- _PROBLEM REQUIREMENTS_:
Show all lines that include the string "зараз"; copy each one.

- _TASK INPUTS_:
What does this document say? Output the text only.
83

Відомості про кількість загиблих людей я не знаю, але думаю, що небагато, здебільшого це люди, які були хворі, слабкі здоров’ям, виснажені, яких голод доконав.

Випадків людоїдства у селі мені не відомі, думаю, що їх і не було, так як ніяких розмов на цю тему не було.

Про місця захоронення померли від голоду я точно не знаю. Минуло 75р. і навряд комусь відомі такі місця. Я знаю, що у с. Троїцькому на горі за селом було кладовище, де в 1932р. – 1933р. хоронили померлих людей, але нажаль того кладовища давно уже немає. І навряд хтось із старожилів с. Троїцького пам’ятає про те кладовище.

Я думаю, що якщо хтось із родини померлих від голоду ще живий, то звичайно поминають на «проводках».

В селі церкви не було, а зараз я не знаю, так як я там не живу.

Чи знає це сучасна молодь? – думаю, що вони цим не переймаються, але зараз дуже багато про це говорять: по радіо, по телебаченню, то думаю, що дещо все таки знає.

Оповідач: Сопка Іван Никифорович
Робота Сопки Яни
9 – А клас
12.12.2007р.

- _RESULT BELOW_:
В селі церкви не було, а зараз я не знаю, так як я там не живу.
Чи знає це сучасна молодь? – думаю, що вони цим не переймаються, але зараз дуже багато про це говорять: по радіо, по телебаченню, то думаю, що дещо все таки знає.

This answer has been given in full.